§ **Listing**:

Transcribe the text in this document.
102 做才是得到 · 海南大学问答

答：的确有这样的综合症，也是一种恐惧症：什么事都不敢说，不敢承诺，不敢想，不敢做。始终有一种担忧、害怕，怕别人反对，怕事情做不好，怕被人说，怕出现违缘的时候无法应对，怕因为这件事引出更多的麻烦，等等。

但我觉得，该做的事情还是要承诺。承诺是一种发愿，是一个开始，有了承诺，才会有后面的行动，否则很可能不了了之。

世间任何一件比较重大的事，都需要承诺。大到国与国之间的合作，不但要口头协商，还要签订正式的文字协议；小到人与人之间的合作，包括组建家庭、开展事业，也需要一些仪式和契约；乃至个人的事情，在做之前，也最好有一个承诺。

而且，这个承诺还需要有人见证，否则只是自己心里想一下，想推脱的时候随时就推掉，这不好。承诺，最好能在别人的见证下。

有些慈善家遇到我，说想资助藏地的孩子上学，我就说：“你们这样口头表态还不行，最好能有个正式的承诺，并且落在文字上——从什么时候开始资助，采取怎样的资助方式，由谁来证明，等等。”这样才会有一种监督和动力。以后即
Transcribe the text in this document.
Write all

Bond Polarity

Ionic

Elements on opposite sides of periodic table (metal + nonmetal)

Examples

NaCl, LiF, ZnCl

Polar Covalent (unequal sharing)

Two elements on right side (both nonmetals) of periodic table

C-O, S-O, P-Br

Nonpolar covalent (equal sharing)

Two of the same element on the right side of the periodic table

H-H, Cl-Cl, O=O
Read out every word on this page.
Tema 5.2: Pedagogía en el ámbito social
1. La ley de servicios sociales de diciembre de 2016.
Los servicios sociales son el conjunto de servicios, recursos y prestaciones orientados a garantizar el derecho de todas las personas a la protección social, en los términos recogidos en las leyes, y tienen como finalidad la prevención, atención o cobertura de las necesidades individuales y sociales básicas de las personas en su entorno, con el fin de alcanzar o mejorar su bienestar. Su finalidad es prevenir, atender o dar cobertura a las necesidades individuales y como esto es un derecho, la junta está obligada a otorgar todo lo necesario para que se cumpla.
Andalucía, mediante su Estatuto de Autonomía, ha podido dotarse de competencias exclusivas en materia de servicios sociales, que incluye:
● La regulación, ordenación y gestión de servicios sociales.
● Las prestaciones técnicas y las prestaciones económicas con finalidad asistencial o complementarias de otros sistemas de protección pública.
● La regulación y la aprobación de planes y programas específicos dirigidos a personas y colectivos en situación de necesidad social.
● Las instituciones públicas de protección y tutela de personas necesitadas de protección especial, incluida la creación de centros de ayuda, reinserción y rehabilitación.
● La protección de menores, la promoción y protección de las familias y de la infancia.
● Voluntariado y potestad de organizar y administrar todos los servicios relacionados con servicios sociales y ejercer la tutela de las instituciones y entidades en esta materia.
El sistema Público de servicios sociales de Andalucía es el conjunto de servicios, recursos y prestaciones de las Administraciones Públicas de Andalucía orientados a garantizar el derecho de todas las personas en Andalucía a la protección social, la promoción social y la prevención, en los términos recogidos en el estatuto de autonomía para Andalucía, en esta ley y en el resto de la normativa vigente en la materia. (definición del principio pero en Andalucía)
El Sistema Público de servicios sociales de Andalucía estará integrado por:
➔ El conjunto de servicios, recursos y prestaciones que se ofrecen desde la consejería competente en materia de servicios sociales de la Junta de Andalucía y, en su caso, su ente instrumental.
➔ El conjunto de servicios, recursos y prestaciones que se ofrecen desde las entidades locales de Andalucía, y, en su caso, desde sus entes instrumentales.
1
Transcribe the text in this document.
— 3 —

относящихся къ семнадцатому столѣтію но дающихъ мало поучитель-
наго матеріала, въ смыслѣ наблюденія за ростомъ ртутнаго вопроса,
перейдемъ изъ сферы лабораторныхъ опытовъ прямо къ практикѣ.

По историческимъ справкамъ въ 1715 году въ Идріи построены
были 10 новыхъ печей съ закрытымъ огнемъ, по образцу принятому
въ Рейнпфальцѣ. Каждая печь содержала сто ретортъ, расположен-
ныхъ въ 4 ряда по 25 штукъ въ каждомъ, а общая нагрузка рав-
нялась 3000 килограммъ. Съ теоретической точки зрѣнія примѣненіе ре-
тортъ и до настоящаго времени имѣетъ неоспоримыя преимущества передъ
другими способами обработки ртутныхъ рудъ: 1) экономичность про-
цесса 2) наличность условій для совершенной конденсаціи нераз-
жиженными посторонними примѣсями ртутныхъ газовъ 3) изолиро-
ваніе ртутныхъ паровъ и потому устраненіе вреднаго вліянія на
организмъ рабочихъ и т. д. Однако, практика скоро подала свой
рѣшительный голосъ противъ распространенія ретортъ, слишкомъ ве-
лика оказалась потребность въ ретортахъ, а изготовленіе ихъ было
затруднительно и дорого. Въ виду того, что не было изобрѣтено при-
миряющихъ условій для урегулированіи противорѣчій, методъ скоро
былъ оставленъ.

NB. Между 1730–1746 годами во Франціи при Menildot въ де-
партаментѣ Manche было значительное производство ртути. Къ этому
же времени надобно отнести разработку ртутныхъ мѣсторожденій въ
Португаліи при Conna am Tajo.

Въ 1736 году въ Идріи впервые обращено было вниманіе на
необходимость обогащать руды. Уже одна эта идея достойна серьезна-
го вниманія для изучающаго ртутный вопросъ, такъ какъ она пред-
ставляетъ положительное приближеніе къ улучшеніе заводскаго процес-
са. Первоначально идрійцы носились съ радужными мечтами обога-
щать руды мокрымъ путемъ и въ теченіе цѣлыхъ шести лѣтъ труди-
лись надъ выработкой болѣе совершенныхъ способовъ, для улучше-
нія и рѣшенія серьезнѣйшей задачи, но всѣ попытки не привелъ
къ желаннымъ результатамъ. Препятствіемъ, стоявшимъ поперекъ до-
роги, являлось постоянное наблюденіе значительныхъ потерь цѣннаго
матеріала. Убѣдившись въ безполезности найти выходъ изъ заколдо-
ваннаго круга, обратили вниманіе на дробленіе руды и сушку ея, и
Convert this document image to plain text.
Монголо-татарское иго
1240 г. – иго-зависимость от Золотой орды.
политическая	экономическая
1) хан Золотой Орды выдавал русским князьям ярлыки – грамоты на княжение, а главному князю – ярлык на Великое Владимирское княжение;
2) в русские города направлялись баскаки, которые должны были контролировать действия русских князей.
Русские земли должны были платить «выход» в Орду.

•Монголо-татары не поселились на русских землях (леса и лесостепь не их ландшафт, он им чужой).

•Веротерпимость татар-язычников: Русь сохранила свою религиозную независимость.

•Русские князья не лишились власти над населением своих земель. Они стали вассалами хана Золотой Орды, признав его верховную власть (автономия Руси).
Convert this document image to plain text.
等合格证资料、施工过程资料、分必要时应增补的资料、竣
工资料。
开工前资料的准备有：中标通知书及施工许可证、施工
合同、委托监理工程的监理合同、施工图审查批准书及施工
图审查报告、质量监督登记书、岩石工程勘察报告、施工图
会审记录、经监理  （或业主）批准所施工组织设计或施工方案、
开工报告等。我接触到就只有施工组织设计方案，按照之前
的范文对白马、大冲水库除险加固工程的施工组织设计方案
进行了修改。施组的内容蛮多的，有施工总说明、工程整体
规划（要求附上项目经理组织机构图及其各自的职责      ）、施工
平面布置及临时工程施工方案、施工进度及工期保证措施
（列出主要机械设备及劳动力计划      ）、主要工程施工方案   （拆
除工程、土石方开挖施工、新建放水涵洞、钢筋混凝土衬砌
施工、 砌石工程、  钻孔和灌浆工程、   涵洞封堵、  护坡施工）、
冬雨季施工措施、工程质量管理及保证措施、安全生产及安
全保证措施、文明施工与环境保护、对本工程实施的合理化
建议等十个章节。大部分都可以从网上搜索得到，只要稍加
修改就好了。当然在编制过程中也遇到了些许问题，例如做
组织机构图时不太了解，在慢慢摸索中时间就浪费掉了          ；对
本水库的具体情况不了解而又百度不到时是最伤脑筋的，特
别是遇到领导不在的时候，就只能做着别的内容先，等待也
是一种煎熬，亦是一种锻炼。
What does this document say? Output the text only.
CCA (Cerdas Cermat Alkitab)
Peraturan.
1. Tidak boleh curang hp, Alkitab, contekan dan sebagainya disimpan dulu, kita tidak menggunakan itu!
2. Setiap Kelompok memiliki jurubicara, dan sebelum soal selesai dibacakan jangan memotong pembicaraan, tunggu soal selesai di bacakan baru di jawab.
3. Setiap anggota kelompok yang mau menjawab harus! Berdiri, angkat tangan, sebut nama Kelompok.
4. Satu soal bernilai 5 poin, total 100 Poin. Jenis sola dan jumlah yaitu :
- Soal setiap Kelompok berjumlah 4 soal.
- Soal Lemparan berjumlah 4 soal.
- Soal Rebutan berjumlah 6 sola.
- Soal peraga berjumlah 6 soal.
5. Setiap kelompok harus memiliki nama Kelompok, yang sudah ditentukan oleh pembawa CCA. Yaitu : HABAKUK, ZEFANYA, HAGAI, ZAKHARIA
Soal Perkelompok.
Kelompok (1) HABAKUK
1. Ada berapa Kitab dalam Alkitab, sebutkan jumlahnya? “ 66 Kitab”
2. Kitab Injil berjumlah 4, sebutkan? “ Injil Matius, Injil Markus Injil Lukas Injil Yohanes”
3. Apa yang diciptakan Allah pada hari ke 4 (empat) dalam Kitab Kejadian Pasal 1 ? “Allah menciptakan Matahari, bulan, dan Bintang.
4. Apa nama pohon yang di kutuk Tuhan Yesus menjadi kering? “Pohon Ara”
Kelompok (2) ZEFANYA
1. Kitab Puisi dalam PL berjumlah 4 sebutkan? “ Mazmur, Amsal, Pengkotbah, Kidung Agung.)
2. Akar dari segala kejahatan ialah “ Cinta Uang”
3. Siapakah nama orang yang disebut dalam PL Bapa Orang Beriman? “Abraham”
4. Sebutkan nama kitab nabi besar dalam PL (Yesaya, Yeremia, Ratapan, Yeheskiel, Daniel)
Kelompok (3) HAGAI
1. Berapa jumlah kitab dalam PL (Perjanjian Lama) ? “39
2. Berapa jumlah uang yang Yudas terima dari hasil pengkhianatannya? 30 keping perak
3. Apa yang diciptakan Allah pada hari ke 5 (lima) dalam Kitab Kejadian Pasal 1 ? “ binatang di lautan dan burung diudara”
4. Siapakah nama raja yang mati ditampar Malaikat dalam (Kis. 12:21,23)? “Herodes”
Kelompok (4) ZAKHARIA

§ **Set task**:
Copy all lines from the material that hold "table".

§ **Written reply**:
Elements on opposite sides of periodic table (metal + nonmetal)
Two elements on right side (both nonmetals) of periodic table
Two of the same element on the right side of the periodic table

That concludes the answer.